Data listing:
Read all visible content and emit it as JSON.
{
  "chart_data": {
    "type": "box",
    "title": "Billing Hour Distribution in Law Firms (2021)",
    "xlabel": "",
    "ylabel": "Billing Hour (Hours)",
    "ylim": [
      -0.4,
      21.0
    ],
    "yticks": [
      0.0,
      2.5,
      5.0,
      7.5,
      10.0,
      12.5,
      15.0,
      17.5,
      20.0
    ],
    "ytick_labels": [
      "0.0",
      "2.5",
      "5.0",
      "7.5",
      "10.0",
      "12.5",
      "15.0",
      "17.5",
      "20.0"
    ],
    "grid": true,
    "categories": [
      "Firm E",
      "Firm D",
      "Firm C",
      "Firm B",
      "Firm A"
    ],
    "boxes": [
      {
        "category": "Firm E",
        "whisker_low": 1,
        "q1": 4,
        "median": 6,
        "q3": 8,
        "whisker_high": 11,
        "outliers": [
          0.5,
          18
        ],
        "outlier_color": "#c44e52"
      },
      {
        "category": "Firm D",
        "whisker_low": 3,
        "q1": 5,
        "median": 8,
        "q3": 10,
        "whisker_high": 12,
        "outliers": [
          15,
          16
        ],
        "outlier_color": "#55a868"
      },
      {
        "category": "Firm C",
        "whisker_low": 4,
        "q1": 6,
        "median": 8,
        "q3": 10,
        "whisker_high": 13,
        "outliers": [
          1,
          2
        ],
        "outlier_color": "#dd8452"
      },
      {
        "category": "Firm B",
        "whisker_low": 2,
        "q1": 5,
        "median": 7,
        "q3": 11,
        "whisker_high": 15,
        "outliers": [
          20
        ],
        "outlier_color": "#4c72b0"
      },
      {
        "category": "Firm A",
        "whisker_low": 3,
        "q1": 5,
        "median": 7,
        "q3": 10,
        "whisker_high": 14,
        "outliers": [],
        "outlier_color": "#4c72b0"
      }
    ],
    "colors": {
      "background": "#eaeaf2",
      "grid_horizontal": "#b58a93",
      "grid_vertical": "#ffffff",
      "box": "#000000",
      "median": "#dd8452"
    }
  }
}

Requirement:
For each line in the data above that contains the string "Billing", extract the line.

Correct answer:
    "title": "Billing Hour Distribution in Law Firms (2021)",
    "ylabel": "Billing Hour (Hours)",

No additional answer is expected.